§ WHAT IS NEEDED:
Pick out the lines below that contain the string "breument" and copy them all.

Dataset items:
## begin

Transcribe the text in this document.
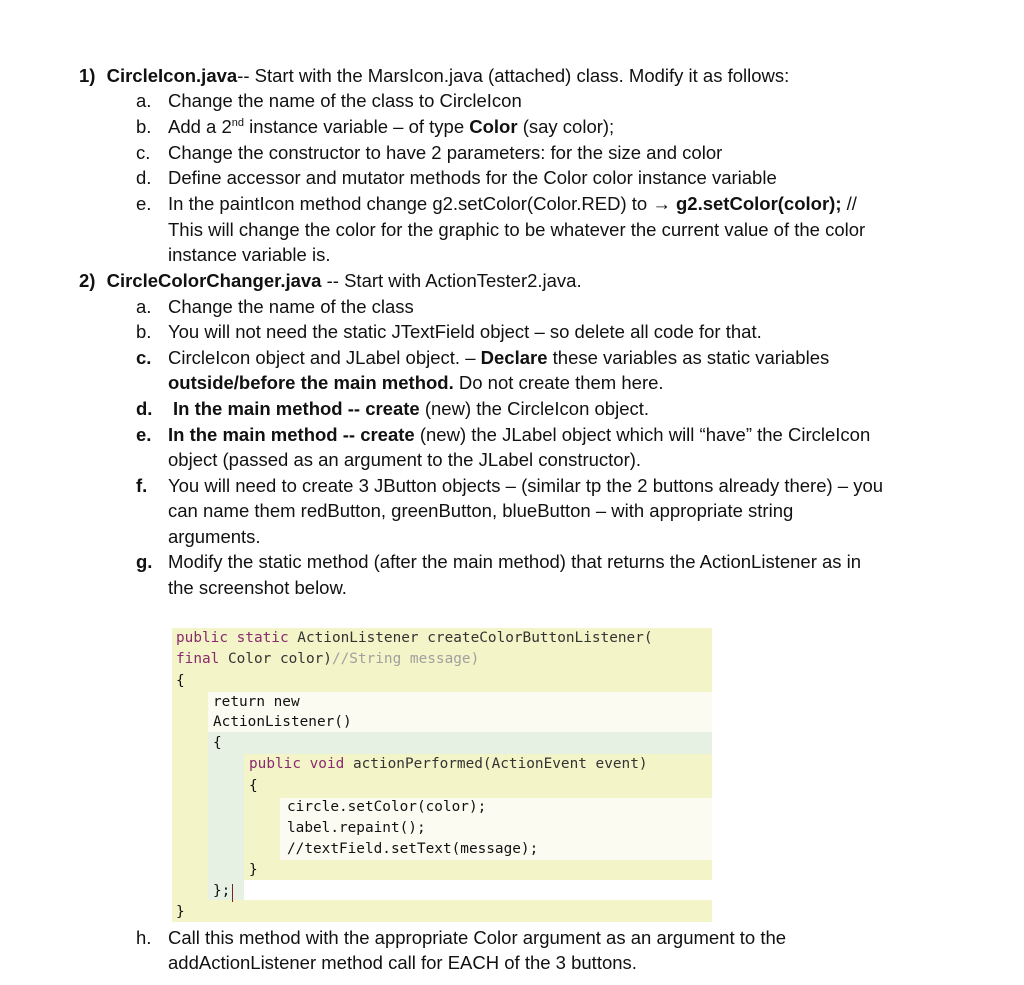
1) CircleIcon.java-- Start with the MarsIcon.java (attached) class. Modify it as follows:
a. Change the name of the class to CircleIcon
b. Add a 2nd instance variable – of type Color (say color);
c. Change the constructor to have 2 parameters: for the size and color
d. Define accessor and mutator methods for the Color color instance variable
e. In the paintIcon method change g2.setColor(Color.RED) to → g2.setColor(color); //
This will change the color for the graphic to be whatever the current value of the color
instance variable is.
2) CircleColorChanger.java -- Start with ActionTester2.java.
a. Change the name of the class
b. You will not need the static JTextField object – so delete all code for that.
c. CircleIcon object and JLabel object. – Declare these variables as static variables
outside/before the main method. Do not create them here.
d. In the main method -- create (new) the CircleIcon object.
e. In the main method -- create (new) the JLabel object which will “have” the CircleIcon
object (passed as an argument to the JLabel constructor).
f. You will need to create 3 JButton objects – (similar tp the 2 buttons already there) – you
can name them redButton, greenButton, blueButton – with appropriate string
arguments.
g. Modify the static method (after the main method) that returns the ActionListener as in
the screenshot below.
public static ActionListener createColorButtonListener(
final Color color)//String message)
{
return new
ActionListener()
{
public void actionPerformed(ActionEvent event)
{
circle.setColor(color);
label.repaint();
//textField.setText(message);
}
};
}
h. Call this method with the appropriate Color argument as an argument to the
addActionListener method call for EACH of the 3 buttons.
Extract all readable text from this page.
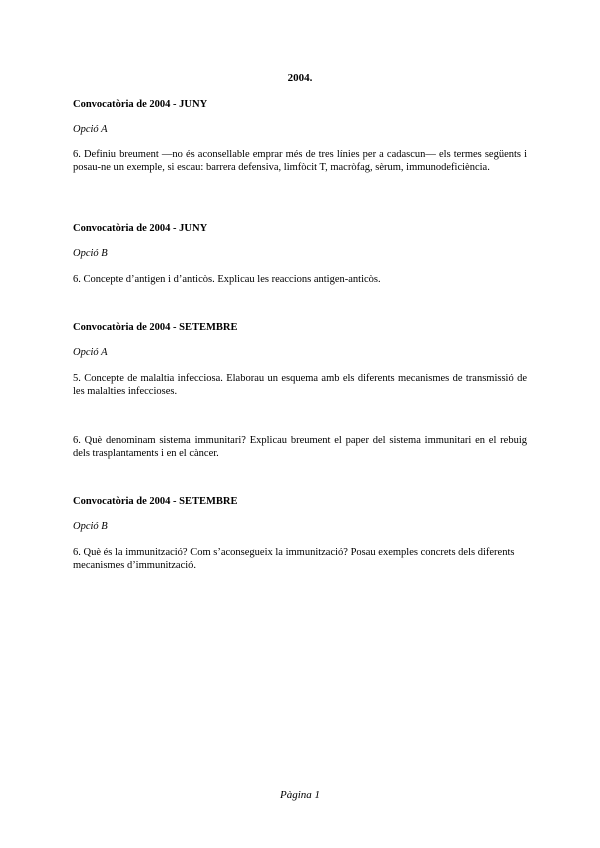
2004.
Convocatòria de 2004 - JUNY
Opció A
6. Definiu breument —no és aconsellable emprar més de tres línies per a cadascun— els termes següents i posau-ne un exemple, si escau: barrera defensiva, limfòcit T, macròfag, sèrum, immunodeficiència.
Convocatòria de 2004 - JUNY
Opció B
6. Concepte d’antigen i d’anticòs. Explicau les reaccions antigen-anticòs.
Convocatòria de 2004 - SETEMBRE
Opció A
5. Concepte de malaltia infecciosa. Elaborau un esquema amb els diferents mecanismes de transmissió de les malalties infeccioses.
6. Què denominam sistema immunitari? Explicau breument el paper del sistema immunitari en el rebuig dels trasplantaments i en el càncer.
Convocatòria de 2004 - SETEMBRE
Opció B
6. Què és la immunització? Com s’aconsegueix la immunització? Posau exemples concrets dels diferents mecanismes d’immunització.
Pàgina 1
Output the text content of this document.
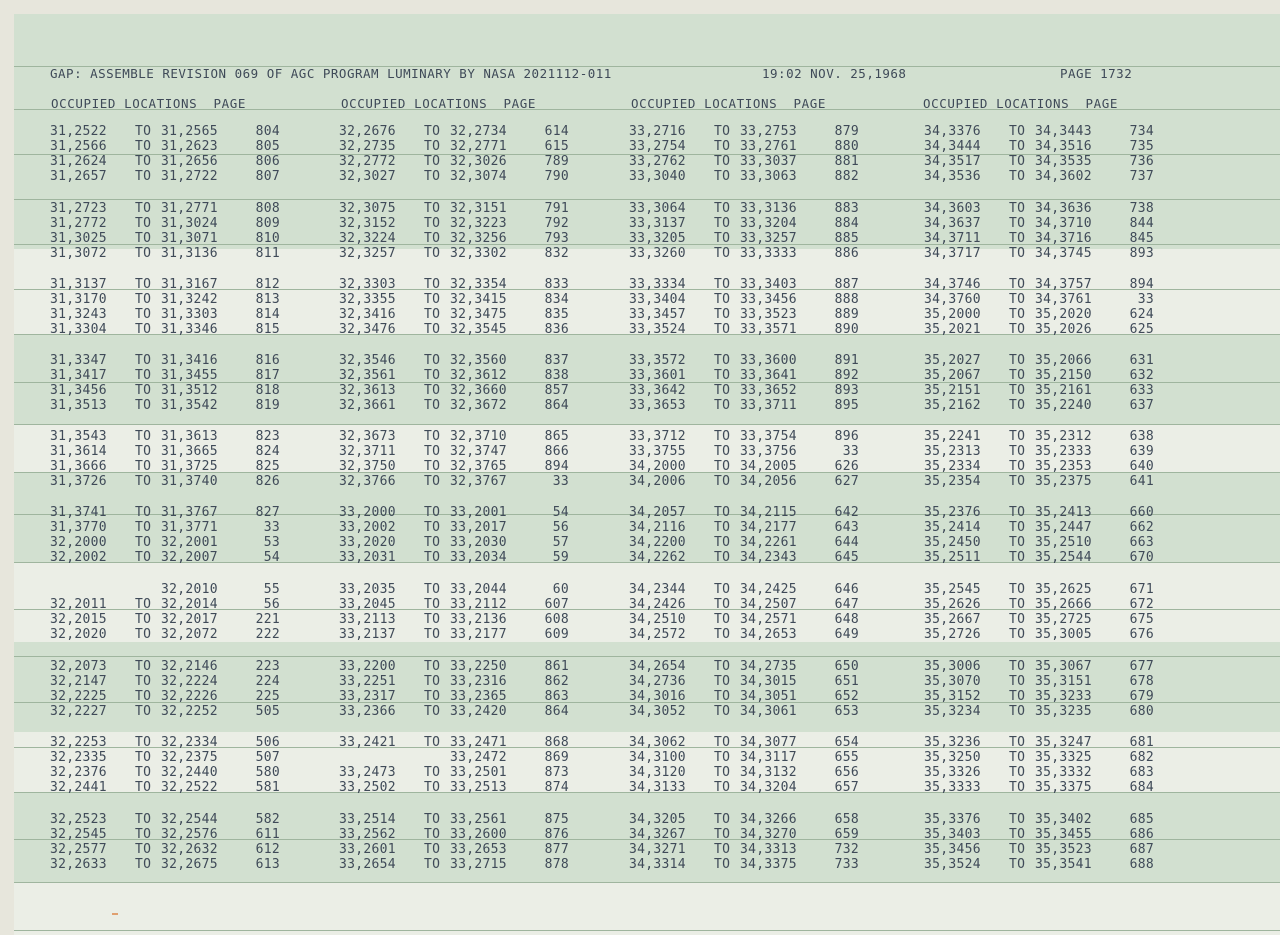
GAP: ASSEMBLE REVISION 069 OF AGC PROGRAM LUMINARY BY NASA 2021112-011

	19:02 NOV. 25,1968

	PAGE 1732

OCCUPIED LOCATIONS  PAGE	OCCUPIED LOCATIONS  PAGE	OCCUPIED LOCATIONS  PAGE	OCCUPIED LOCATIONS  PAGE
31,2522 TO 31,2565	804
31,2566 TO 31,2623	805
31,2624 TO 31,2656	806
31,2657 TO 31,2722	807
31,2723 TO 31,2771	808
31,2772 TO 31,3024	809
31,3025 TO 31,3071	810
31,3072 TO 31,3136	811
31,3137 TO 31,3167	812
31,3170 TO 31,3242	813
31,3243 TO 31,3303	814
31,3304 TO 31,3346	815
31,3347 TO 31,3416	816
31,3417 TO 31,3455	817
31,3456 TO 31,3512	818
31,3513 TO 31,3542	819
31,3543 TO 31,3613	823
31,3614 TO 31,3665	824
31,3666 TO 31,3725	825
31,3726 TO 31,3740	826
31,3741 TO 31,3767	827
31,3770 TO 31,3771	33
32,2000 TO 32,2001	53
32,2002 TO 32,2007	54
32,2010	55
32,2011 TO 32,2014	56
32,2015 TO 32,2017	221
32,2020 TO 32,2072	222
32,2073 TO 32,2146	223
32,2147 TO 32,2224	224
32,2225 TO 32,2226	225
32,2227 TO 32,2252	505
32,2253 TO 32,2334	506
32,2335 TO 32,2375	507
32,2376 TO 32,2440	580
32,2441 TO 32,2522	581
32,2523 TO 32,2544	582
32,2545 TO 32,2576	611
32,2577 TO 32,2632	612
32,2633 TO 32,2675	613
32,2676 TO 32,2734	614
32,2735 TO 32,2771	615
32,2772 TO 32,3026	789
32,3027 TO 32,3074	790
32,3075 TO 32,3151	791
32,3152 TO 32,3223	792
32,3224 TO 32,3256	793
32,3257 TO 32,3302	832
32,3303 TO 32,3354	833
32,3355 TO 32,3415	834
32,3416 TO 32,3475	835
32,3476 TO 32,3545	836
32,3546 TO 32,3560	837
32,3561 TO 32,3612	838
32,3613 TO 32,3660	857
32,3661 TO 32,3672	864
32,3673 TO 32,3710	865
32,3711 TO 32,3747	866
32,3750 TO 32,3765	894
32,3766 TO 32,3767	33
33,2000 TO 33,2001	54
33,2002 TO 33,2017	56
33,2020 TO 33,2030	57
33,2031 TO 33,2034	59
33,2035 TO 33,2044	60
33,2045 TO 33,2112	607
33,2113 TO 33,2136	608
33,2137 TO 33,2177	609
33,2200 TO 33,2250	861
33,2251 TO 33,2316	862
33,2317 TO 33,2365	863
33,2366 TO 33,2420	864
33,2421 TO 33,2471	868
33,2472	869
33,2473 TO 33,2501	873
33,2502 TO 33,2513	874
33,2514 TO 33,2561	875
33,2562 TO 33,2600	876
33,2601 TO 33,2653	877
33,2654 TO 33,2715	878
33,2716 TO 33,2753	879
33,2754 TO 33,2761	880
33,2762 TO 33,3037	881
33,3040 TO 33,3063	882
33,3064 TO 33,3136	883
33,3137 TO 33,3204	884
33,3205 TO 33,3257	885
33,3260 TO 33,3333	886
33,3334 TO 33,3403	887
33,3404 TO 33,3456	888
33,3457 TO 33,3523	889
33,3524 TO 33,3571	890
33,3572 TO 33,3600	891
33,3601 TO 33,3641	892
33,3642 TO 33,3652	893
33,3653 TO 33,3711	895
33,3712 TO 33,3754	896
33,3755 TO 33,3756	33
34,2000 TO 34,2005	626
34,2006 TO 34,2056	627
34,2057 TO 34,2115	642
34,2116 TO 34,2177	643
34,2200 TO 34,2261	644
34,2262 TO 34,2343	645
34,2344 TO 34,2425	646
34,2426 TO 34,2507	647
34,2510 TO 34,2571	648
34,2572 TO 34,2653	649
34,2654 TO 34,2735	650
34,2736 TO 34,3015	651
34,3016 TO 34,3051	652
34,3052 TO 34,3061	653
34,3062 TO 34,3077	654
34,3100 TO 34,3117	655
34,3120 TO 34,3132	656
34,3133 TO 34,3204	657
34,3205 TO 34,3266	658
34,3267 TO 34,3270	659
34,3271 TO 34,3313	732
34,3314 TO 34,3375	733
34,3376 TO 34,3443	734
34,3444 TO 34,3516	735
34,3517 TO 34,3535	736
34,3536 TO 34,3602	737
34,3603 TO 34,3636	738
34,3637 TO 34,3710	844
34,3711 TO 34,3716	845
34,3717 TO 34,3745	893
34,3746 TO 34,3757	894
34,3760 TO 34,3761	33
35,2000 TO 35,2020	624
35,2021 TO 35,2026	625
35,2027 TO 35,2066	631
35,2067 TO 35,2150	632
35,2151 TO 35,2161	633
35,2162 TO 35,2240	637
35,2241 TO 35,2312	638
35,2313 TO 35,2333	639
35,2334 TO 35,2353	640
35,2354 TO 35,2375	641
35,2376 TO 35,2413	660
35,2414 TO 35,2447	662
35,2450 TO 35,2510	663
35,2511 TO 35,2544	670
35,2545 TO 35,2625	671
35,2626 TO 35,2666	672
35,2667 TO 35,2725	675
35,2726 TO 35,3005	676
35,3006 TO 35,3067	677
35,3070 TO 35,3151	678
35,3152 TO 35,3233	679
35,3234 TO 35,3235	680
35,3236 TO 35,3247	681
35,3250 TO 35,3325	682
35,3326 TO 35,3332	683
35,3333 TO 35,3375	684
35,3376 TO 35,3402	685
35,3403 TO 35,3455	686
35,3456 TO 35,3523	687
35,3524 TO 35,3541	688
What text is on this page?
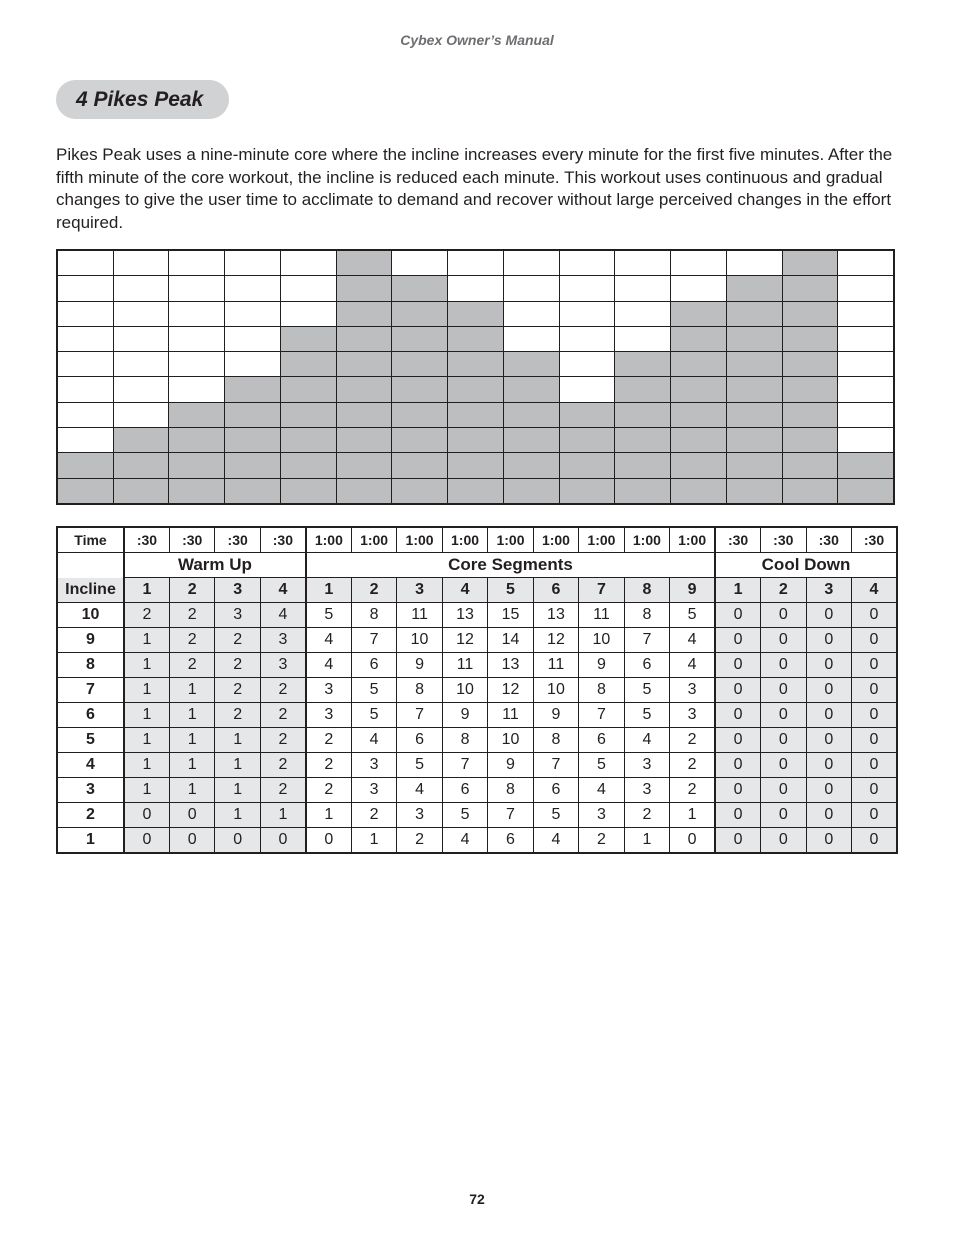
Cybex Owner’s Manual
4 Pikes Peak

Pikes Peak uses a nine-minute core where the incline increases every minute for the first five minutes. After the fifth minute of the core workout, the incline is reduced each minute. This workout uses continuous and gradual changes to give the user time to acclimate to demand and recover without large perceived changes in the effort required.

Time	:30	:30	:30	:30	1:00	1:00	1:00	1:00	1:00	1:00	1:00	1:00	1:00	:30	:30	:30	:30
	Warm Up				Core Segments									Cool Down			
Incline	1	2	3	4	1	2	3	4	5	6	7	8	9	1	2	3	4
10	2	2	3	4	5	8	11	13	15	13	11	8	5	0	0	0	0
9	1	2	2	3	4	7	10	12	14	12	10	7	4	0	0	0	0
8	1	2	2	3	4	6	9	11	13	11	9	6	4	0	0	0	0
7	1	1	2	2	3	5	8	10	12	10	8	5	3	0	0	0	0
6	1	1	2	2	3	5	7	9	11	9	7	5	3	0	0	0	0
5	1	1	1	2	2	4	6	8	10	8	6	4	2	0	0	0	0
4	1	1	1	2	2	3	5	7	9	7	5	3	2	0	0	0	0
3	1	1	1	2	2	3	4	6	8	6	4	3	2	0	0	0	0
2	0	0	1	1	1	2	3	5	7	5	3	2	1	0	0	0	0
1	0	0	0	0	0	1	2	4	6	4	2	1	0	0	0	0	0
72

## end

§ SOLUTION:
6. Definiu breument —no és aconsellable emprar més de tres línies per a cadascun— els termes següents i posau-ne un exemple, si escau: barrera defensiva, limfòcit T, macròfag, sèrum, immunodeficiència.
6. Què denominam sistema immunitari? Explicau breument el paper del sistema immunitari en el rebuig dels trasplantaments i en el càncer.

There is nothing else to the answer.